"""

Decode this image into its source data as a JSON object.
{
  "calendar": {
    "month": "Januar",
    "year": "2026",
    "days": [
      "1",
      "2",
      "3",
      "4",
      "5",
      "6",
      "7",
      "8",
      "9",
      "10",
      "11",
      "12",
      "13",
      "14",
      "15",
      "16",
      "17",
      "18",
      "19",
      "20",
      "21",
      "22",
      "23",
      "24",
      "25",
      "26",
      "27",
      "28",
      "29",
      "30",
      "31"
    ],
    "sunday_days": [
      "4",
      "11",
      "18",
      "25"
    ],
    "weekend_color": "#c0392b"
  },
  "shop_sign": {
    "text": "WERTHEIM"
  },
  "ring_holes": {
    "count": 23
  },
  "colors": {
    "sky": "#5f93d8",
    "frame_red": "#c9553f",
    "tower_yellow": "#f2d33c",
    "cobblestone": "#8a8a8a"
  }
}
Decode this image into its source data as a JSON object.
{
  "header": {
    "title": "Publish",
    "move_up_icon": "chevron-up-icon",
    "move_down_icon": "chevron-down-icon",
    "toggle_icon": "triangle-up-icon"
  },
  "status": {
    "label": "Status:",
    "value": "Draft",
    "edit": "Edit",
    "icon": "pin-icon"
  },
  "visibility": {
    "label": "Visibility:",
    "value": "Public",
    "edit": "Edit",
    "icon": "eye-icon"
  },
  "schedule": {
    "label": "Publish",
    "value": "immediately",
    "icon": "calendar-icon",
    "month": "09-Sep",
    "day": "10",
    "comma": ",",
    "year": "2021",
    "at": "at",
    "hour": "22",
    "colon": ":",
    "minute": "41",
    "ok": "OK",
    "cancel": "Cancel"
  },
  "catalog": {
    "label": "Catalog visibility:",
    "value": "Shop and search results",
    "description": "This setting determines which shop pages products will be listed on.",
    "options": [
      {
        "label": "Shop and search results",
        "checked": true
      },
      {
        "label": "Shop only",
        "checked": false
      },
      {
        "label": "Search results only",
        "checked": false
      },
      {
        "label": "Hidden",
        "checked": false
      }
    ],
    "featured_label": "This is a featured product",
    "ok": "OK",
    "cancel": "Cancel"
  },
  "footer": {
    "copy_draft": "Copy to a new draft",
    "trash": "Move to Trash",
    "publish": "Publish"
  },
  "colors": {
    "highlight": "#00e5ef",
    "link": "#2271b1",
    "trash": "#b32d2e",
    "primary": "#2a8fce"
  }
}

"""

Each line of the listing above should be output exactly.

Decode this image into its source data as a JSON object.
{
  "calendar": {
    "month": "Januar",
    "year": "2026",
    "days": [
      "1",
      "2",
      "3",
      "4",
      "5",
      "6",
      "7",
      "8",
      "9",
      "10",
      "11",
      "12",
      "13",
      "14",
      "15",
      "16",
      "17",
      "18",
      "19",
      "20",
      "21",
      "22",
      "23",
      "24",
      "25",
      "26",
      "27",
      "28",
      "29",
      "30",
      "31"
    ],
    "sunday_days": [
      "4",
      "11",
      "18",
      "25"
    ],
    "weekend_color": "#c0392b"
  },
  "shop_sign": {
    "text": "WERTHEIM"
  },
  "ring_holes": {
    "count": 23
  },
  "colors": {
    "sky": "#5f93d8",
    "frame_red": "#c9553f",
    "tower_yellow": "#f2d33c",
    "cobblestone": "#8a8a8a"
  }
}
Decode this image into its source data as a JSON object.
{
  "header": {
    "title": "Publish",
    "move_up_icon": "chevron-up-icon",
    "move_down_icon": "chevron-down-icon",
    "toggle_icon": "triangle-up-icon"
  },
  "status": {
    "label": "Status:",
    "value": "Draft",
    "edit": "Edit",
    "icon": "pin-icon"
  },
  "visibility": {
    "label": "Visibility:",
    "value": "Public",
    "edit": "Edit",
    "icon": "eye-icon"
  },
  "schedule": {
    "label": "Publish",
    "value": "immediately",
    "icon": "calendar-icon",
    "month": "09-Sep",
    "day": "10",
    "comma": ",",
    "year": "2021",
    "at": "at",
    "hour": "22",
    "colon": ":",
    "minute": "41",
    "ok": "OK",
    "cancel": "Cancel"
  },
  "catalog": {
    "label": "Catalog visibility:",
    "value": "Shop and search results",
    "description": "This setting determines which shop pages products will be listed on.",
    "options": [
      {
        "label": "Shop and search results",
        "checked": true
      },
      {
        "label": "Shop only",
        "checked": false
      },
      {
        "label": "Search results only",
        "checked": false
      },
      {
        "label": "Hidden",
        "checked": false
      }
    ],
    "featured_label": "This is a featured product",
    "ok": "OK",
    "cancel": "Cancel"
  },
  "footer": {
    "copy_draft": "Copy to a new draft",
    "trash": "Move to Trash",
    "publish": "Publish"
  },
  "colors": {
    "highlight": "#00e5ef",
    "link": "#2271b1",
    "trash": "#b32d2e",
    "primary": "#2a8fce"
  }
}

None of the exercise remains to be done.